• [GOAL OF THE EXERCISE]: Quote all entries exactly, leaving pictures aside.

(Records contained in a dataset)
▬▬▬▬▬▬
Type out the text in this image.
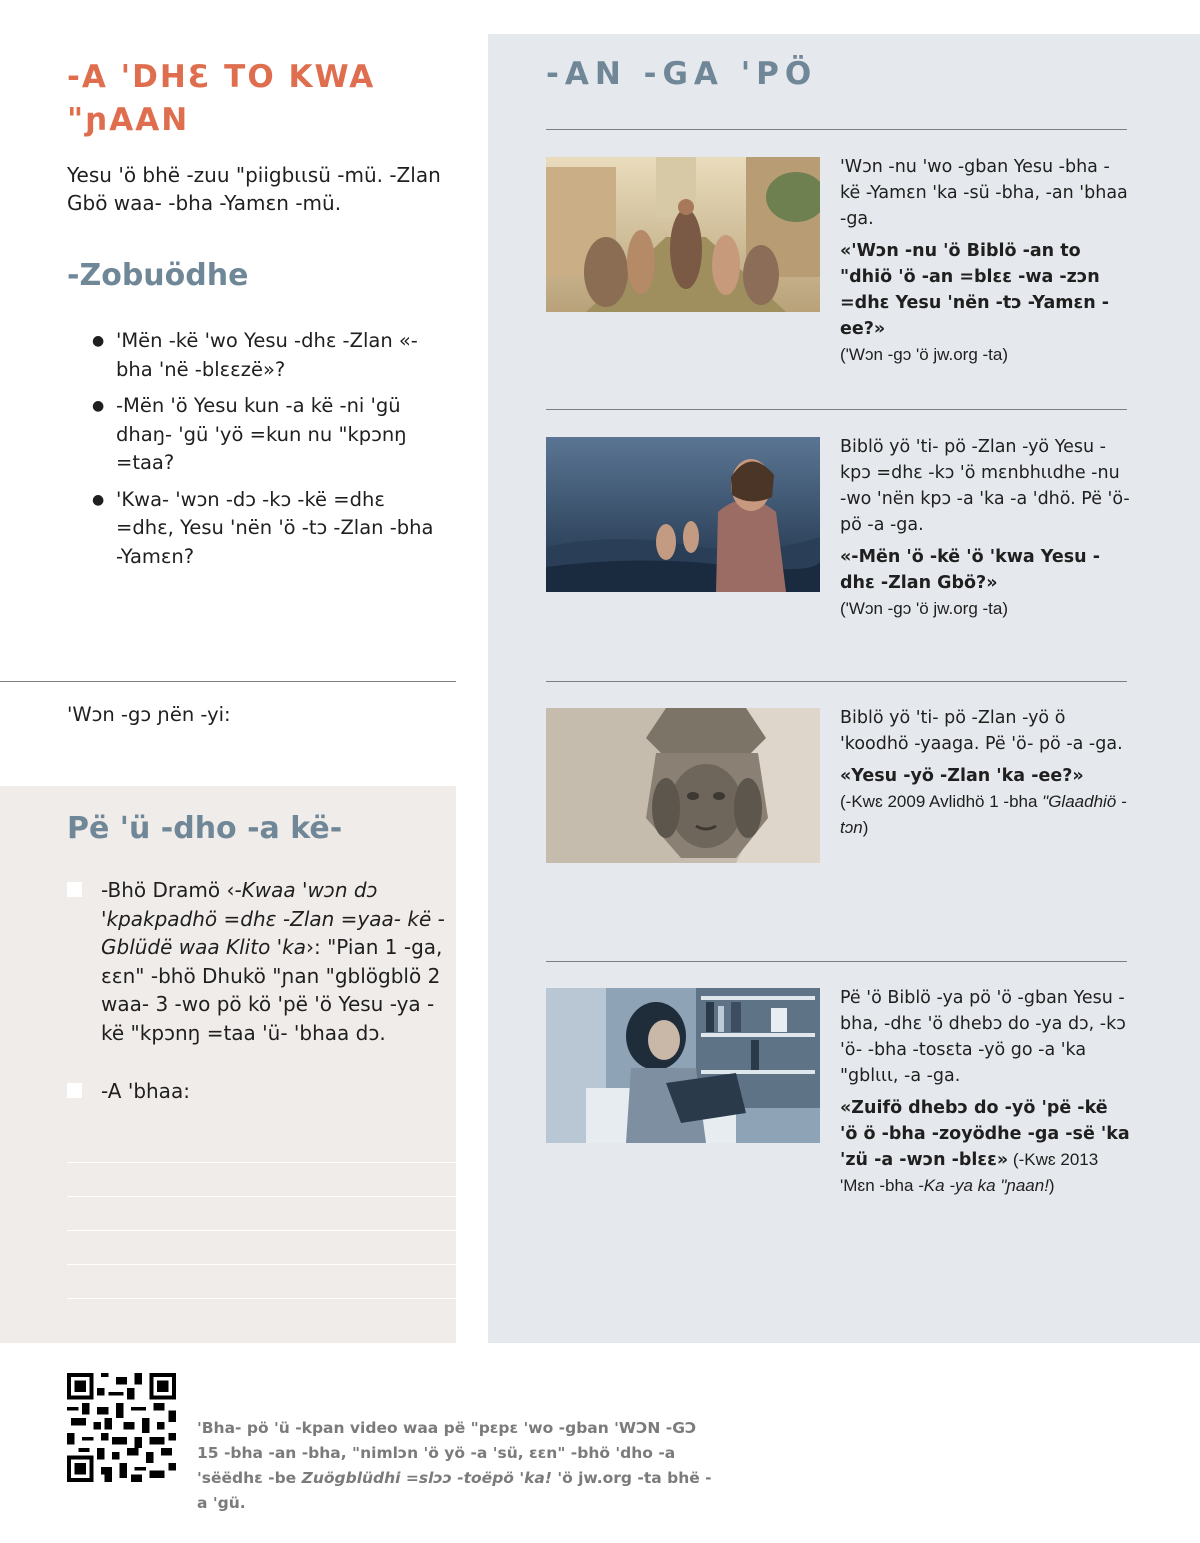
-A 'DHƐ TO KWA "ɲAAN

Yesu 'ö bhë -zuu "piigbɩɩsü -mü. -Zlan Gbö waa- -bha -Yamɛn -mü.

-Zobuödhe
● 'Mën -kë 'wo Yesu -dhɛ -Zlan «-bha 'në -blɛɛzë»?
● -Mën 'ö Yesu kun -a kë -ni 'gü dhaŋ- 'gü 'yö =kun nu "kpɔnŋ =taa?
● 'Kwa- 'wɔn -dɔ -kɔ -kë =dhɛ =dhɛ, Yesu 'nën 'ö -tɔ -Zlan -bha -Yamɛn?
'Wɔn -gɔ ɲën -yi:
Pë 'ü -dho -a kë-
-Bhö Dramö ‹-Kwaa 'wɔn dɔ 'kpakpadhö =dhɛ -Zlan =yaa- kë -Gblüdë waa Klito 'ka›: "Pian 1 -ga, ɛɛn" -bhö Dhukö "ɲan "gblögblö 2 waa- 3 -wo pö kö 'pë 'ö Yesu -ya -kë "kpɔnŋ =taa 'ü- 'bhaa dɔ.
-A 'bhaa:
-AN -GA 'PÖ

'Wɔn -nu 'wo -gban Yesu -bha -kë -Yamɛn 'ka -sü -bha, -an 'bhaa -ga.

«'Wɔn -nu 'ö Biblö -an to "dhiö 'ö -an =blɛɛ -wa -zɔn =dhɛ Yesu 'nën -tɔ -Yamɛn -ee?»

('Wɔn -gɔ 'ö jw.org -ta)

Biblö yö 'ti- pö -Zlan -yö Yesu -kpɔ =dhɛ -kɔ 'ö mɛnbhɩɩdhe -nu -wo 'nën kpɔ -a 'ka -a 'dhö. Pë 'ö- pö -a -ga.

«-Mën 'ö -kë 'ö 'kwa Yesu -dhɛ -Zlan Gbö?»

('Wɔn -gɔ 'ö jw.org -ta)

Biblö yö 'ti- pö -Zlan -yö ö 'koodhö -yaaga. Pë 'ö- pö -a -ga.

«Yesu -yö -Zlan 'ka -ee?»

(-Kwɛ 2009 Avlidhö 1 -bha "Glaadhiö -tɔn)

Pë 'ö Biblö -ya pö 'ö -gban Yesu -bha, -dhɛ 'ö dhebɔ do -ya dɔ, -kɔ 'ö- -bha -tosɛta -yö go -a 'ka "gblɩɩɩ, -a -ga.

«Zuifö dhebɔ do -yö 'pë -kë 'ö ö -bha -zoyödhe -ga -së 'ka 'zü -a -wɔn -blɛɛ» (-Kwɛ 2013 'Mɛn -bha -Ka -ya ka "ɲaan!)

'Bha- pö 'ü -kpan video waa pë "pɛpɛ 'wo -gban 'WƆN -GƆ 15 -bha -an -bha, "nimlɔn 'ö yö -a 'sü, ɛɛn" -bhö 'dho -a 'sëëdhɛ -be Zuögblüdhi =slɔɔ -toëpö 'ka! 'ö jw.org -ta bhë -a 'gü.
▬▬▬▬▬▬
• [TASK ANSWER]:
Type out the text in this image.
-A 'DHƐ TO KWA "ɲAAN

Yesu 'ö bhë -zuu "piigbɩɩsü -mü. -Zlan Gbö waa- -bha -Yamɛn -mü.

-Zobuödhe
● 'Mën -kë 'wo Yesu -dhɛ -Zlan «-bha 'në -blɛɛzë»?
● -Mën 'ö Yesu kun -a kë -ni 'gü dhaŋ- 'gü 'yö =kun nu "kpɔnŋ =taa?
● 'Kwa- 'wɔn -dɔ -kɔ -kë =dhɛ =dhɛ, Yesu 'nën 'ö -tɔ -Zlan -bha -Yamɛn?
'Wɔn -gɔ ɲën -yi:
Pë 'ü -dho -a kë-
-Bhö Dramö ‹-Kwaa 'wɔn dɔ 'kpakpadhö =dhɛ -Zlan =yaa- kë -Gblüdë waa Klito 'ka›: "Pian 1 -ga, ɛɛn" -bhö Dhukö "ɲan "gblögblö 2 waa- 3 -wo pö kö 'pë 'ö Yesu -ya -kë "kpɔnŋ =taa 'ü- 'bhaa dɔ.
-A 'bhaa:
-AN -GA 'PÖ

'Wɔn -nu 'wo -gban Yesu -bha -kë -Yamɛn 'ka -sü -bha, -an 'bhaa -ga.

«'Wɔn -nu 'ö Biblö -an to "dhiö 'ö -an =blɛɛ -wa -zɔn =dhɛ Yesu 'nën -tɔ -Yamɛn -ee?»

('Wɔn -gɔ 'ö jw.org -ta)

Biblö yö 'ti- pö -Zlan -yö Yesu -kpɔ =dhɛ -kɔ 'ö mɛnbhɩɩdhe -nu -wo 'nën kpɔ -a 'ka -a 'dhö. Pë 'ö- pö -a -ga.

«-Mën 'ö -kë 'ö 'kwa Yesu -dhɛ -Zlan Gbö?»

('Wɔn -gɔ 'ö jw.org -ta)

Biblö yö 'ti- pö -Zlan -yö ö 'koodhö -yaaga. Pë 'ö- pö -a -ga.

«Yesu -yö -Zlan 'ka -ee?»

(-Kwɛ 2009 Avlidhö 1 -bha "Glaadhiö -tɔn)

Pë 'ö Biblö -ya pö 'ö -gban Yesu -bha, -dhɛ 'ö dhebɔ do -ya dɔ, -kɔ 'ö- -bha -tosɛta -yö go -a 'ka "gblɩɩɩ, -a -ga.

«Zuifö dhebɔ do -yö 'pë -kë 'ö ö -bha -zoyödhe -ga -së 'ka 'zü -a -wɔn -blɛɛ» (-Kwɛ 2013 'Mɛn -bha -Ka -ya ka "ɲaan!)

'Bha- pö 'ü -kpan video waa pë "pɛpɛ 'wo -gban 'WƆN -GƆ 15 -bha -an -bha, "nimlɔn 'ö yö -a 'sü, ɛɛn" -bhö 'dho -a 'sëëdhɛ -be Zuögblüdhi =slɔɔ -toëpö 'ka! 'ö jw.org -ta bhë -a 'gü.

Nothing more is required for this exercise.